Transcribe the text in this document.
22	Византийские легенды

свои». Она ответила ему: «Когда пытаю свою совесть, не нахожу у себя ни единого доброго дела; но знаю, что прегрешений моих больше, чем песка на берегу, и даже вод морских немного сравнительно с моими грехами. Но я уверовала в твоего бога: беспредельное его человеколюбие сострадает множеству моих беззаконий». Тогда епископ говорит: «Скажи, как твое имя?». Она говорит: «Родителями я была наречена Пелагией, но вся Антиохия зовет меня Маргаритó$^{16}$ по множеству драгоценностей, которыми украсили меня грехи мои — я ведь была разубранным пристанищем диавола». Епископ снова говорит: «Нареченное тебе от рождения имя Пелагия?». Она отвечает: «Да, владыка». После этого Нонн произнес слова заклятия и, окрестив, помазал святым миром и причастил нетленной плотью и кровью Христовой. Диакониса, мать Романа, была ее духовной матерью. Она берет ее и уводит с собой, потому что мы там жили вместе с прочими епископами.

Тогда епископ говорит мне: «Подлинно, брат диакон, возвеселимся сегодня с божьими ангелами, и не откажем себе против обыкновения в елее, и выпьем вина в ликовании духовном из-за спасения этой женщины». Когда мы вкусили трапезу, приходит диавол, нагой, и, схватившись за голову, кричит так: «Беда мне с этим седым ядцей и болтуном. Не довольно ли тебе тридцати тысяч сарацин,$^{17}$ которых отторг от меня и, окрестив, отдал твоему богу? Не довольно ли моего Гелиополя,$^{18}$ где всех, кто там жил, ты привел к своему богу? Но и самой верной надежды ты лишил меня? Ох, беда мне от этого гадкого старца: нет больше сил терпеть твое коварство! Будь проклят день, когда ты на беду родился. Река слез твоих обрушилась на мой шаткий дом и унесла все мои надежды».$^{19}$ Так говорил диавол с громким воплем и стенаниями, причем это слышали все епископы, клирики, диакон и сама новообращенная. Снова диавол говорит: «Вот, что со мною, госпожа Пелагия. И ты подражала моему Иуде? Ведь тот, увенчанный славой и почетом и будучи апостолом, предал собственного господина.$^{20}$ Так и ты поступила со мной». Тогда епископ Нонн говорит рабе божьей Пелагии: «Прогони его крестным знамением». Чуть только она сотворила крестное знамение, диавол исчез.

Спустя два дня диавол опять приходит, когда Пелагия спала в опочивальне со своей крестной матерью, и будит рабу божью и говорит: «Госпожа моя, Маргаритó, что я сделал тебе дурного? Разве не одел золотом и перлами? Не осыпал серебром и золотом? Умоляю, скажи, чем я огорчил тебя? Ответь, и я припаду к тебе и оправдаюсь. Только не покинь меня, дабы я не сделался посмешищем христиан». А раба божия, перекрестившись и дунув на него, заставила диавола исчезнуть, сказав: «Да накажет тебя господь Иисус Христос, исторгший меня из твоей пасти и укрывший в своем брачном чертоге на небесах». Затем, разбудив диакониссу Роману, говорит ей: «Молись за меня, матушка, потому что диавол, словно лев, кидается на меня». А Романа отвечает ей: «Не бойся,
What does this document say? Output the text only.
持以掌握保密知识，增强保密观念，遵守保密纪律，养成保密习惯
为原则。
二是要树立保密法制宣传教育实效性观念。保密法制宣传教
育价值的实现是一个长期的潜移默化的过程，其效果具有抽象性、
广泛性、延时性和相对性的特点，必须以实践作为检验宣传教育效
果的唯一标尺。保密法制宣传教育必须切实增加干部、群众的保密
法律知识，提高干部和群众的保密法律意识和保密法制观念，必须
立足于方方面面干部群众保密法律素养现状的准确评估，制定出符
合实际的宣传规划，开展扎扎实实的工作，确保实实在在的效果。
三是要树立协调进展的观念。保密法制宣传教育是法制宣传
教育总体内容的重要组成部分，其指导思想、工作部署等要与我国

◇ ◇ ◇

Show each line of the listing that holds the string "document".

Transcribe the text in this document.
What does this document say? Output the text only.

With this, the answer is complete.